AIM OF THE TASK: Can you reproduce the article on Windows 10 version 1909, beginning at the words "Also a good" and stopping after "good thing, too.", but swap "end-users" for "consumers"?

TEXT SECTION:
▬▬▬▬▬▬

After years of complaining about bloated and poorly-made version upgrades, Windows 10 users are finally getting the feature update that they have always wanted. There’s just one question: Is this the new normal, or just a one-time gift?
I assume most Thurrott.com readers are familiar with the underlying problem, so I’ll be brief. To date, Microsoft has issued two major version upgrades to Windows 10, which Microsoft calls feature updates, each year. This is in addition to the normal cumulative updates, which generally provide bug and security fixes, which appear one to four times per month.
Adding to the pain, Microsoft has a bad track record with Windows 10 feature updates, which are either bloated with new features that virtually no one wants, delivered in such buggy form that they must be pulled and reissued, or arrive much later than originally promised. Or some combination of those problems.
Add it all up, and it’s clear that Windows 10 users are suffering from update fatigue. And I and others have been calling on Microsoft to lighten up on all the updates. After all, no one is clamoring for new Windows 10 features, we just want to get work done. And since Windows 10 is updated far too frequently, perhaps it could consider a less painful schedule?
This year, Microsoft acquiesced. It delivered a major new version upgrade—sorry, a feature update—called Windows 10 version 1903 in the first half of the year via the May 2019 Update. And then it developed and is poised to release a minor version upgrade—which it’s calling a feature update but packaging as a cumulative update—called Windows 10 version 1909. This will be delivered via the November 2019 Update sometime in the next month.
What Windows 10 version 1909 is is a bit hard to explain. But the benefits to this new system—which admittedly could be a one-off—are obvious.
For Microsoft, it means that it can deliver a single patch for any vulnerability or bug, and not two versions, as it normally has to. That is, Windows 10 versions 1903 and 1909 will be serviced by the same patches, not different patches (as with all previous Windows 10 versions and previous Windows versions like Windows 7 and 8.1). This gets the software giant closer to its vision for Windows as Service (WaaS), a key tenet of which is that getting as much of the user base on the same Windows version, and thus the same servicing path, will be easier, more efficient, and thus more secure for everyone.
For Microsoft’s customers, it means that Windows 10 version 1909 will be delivered as a cumulative update, and not as a feature update. Cumulative updates are far more easily, (potentially) non-destructively, and more quickly installed than are feature updates. Much less can go wrong. And that’s a good thing.
Also a good thing: Windows 10 version 1909 ships with virtually no new features for end-users, and certainly nothing one might describe as major. So the system is remaining relatively unchanged for more than 6 months for the first time in over four years, aside, of course, from the normal updates that come to the built-in apps. Instead, we’re simply benefitting from the six months of quality and security improvements that have arrived in the six months since Microsoft released Windows 10 version 1903. That’s a good thing, too.

▬▬▬▬▬▬

INFORMATION SUPPLIED:
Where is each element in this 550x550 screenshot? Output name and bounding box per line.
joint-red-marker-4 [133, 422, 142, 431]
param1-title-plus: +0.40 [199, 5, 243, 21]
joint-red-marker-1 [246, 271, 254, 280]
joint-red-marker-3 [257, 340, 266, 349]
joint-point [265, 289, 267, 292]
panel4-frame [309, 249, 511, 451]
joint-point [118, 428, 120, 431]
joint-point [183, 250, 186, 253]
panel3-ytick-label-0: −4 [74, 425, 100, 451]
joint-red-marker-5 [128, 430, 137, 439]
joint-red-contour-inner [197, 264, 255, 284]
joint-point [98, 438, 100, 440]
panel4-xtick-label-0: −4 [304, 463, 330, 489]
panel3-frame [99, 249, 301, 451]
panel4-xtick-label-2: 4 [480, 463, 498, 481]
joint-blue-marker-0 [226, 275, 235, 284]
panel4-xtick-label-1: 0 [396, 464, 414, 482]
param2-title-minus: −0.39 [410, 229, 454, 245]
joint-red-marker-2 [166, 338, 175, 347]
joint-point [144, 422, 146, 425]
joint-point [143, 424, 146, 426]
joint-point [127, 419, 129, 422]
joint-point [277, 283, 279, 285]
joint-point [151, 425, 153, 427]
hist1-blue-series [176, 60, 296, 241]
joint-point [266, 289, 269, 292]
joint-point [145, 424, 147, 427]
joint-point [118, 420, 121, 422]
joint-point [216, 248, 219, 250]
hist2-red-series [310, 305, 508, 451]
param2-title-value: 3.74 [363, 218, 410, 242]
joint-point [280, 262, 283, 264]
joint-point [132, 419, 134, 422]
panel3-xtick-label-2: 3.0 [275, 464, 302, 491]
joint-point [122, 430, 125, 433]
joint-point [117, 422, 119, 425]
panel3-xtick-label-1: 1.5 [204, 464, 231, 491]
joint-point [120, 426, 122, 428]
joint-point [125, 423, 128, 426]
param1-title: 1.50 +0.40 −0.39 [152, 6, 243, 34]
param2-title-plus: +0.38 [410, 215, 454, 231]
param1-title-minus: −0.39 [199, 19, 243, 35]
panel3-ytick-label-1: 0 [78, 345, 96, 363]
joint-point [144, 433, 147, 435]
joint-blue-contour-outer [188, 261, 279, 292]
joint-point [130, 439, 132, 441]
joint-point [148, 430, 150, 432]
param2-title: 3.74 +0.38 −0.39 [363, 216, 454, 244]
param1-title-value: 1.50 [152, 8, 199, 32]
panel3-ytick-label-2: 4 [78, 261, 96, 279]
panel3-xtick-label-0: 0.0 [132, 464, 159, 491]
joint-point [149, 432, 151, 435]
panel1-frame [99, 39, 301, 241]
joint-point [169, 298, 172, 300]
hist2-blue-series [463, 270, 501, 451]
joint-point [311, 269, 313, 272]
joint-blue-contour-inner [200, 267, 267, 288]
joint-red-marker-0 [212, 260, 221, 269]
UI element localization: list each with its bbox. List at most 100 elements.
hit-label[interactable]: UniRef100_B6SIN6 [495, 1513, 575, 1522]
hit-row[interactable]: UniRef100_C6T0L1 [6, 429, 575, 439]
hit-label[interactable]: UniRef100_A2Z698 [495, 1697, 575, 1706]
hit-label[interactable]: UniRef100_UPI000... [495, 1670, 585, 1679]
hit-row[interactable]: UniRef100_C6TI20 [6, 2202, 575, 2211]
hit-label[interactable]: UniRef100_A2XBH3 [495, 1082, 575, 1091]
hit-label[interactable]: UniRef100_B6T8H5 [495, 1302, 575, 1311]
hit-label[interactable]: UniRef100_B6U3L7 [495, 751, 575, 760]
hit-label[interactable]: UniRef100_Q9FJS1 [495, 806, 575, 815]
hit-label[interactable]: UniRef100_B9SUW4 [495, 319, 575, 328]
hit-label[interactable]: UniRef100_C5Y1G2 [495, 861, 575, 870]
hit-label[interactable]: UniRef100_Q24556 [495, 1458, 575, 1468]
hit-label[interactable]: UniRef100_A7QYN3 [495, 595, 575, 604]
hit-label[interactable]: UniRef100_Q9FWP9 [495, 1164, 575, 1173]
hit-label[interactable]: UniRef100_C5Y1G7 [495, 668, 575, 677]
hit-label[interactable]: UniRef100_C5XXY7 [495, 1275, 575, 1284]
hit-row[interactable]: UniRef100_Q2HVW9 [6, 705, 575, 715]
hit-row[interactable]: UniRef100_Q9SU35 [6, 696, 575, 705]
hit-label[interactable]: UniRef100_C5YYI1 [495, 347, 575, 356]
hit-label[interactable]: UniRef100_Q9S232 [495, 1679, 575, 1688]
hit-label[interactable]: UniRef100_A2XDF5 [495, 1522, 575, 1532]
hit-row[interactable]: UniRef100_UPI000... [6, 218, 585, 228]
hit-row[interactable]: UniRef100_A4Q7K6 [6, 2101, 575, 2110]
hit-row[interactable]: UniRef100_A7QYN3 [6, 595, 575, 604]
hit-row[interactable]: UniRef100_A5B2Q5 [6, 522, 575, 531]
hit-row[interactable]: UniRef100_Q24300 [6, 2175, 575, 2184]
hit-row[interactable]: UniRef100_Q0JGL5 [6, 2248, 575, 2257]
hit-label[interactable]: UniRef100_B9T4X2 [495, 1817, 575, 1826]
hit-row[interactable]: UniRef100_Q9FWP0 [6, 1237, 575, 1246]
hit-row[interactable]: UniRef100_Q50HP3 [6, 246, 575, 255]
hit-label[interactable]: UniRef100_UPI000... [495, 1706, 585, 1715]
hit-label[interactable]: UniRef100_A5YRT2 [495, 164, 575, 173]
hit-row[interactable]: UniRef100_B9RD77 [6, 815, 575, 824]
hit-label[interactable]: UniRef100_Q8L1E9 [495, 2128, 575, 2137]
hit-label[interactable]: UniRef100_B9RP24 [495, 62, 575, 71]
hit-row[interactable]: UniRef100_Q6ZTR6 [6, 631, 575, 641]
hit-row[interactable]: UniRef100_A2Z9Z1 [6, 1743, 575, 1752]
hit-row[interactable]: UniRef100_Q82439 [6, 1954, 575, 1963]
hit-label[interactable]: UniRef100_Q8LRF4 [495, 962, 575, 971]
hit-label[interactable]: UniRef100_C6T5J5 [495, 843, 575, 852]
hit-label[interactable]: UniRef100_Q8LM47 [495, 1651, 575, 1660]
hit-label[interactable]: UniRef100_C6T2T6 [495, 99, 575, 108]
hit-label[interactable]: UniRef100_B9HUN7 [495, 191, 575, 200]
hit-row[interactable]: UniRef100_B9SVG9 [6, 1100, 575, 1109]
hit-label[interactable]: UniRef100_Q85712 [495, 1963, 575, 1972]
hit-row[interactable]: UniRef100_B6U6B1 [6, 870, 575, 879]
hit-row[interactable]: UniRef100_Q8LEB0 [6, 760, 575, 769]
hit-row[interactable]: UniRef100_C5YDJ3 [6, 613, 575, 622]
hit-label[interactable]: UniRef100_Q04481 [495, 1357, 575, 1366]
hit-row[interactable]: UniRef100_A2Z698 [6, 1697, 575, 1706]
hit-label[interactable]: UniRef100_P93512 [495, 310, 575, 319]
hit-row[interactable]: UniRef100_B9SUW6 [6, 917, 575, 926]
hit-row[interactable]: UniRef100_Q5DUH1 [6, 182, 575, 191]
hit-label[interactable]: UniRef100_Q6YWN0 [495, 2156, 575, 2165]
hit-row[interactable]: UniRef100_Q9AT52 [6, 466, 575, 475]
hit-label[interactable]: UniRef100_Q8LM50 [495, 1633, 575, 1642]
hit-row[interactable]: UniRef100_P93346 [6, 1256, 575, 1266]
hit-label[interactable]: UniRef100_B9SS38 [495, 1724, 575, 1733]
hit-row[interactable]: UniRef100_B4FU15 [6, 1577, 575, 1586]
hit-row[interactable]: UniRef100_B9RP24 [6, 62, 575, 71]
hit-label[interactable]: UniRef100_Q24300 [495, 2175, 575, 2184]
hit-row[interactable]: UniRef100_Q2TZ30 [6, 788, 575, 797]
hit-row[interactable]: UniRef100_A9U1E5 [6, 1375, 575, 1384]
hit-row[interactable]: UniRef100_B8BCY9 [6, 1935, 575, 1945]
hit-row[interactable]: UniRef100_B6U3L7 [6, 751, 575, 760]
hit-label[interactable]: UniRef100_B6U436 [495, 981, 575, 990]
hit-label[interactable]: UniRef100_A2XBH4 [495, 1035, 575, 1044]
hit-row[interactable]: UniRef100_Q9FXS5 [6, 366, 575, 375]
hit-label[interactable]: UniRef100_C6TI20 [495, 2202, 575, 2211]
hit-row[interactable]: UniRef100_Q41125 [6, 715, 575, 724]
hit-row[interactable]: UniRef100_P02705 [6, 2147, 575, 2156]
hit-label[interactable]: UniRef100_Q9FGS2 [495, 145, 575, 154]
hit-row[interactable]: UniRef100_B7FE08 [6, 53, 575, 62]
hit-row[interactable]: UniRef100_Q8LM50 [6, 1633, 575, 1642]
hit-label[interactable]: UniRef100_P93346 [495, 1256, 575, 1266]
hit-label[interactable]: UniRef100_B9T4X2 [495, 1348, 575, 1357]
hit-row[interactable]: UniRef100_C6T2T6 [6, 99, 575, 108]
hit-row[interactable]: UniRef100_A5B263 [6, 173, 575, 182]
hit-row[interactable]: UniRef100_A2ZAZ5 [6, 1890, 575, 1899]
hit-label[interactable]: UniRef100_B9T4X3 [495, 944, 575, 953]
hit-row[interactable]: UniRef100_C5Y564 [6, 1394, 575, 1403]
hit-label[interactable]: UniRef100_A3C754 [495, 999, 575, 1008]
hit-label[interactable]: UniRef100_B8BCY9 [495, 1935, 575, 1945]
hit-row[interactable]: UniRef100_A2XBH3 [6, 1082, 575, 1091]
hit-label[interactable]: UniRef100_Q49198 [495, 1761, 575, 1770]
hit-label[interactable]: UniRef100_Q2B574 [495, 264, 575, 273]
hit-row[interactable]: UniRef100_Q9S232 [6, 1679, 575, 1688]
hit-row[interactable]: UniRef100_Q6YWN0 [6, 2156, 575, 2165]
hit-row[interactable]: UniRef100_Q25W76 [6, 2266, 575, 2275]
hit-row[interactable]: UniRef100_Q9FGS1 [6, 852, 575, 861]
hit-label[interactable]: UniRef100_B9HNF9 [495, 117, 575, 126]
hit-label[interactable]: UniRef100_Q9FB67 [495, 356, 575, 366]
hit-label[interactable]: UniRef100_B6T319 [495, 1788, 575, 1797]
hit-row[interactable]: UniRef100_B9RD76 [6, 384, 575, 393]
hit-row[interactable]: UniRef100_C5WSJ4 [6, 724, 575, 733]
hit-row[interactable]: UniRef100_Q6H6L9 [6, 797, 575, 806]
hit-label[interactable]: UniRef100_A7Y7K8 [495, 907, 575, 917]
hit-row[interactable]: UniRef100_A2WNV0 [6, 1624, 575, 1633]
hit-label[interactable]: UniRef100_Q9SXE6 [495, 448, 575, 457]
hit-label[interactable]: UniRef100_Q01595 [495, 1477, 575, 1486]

▬▬▬▬▬▬

EXERCISE RESULT:
Also a good thing: Windows 10 version 1909 ships with virtually no new features for consumers, and certainly nothing one might describe as major. So the system is remaining relatively unchanged for more than 6 months for the first time in over four years, aside, of course, from the normal updates that come to the built-in apps. Instead, we’re simply benefitting from the six months of quality and security improvements that have arrived in the six months since Microsoft released Windows 10 version 1903. That’s a good thing, too.